Part of a data file
============================================================
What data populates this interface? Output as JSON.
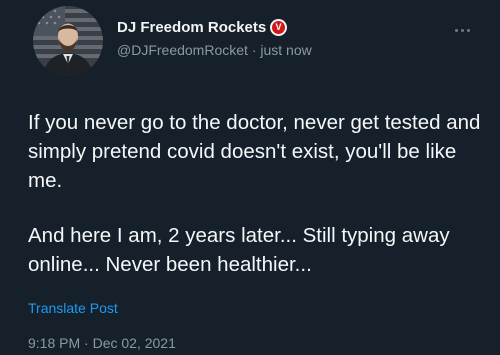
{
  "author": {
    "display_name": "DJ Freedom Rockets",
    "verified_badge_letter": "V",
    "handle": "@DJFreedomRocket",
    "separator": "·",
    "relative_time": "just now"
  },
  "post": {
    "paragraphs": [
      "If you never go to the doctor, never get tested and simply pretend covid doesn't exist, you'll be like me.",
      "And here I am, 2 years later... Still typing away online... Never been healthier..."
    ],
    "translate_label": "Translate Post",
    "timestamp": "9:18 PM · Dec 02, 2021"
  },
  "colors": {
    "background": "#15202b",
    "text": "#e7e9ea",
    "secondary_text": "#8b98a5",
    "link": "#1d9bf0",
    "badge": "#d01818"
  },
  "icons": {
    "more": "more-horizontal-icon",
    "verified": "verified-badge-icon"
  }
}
============================================================
■ TASK TO CARRY OUT ■
Print every entry above again without changing a word, and omit the pictures.

■ THE ANSWER ■
What data populates this interface? Output as JSON.
{
  "author": {
    "display_name": "DJ Freedom Rockets",
    "verified_badge_letter": "V",
    "handle": "@DJFreedomRocket",
    "separator": "·",
    "relative_time": "just now"
  },
  "post": {
    "paragraphs": [
      "If you never go to the doctor, never get tested and simply pretend covid doesn't exist, you'll be like me.",
      "And here I am, 2 years later... Still typing away online... Never been healthier..."
    ],
    "translate_label": "Translate Post",
    "timestamp": "9:18 PM · Dec 02, 2021"
  },
  "colors": {
    "background": "#15202b",
    "text": "#e7e9ea",
    "secondary_text": "#8b98a5",
    "link": "#1d9bf0",
    "badge": "#d01818"
  },
  "icons": {
    "more": "more-horizontal-icon",
    "verified": "verified-badge-icon"
  }
}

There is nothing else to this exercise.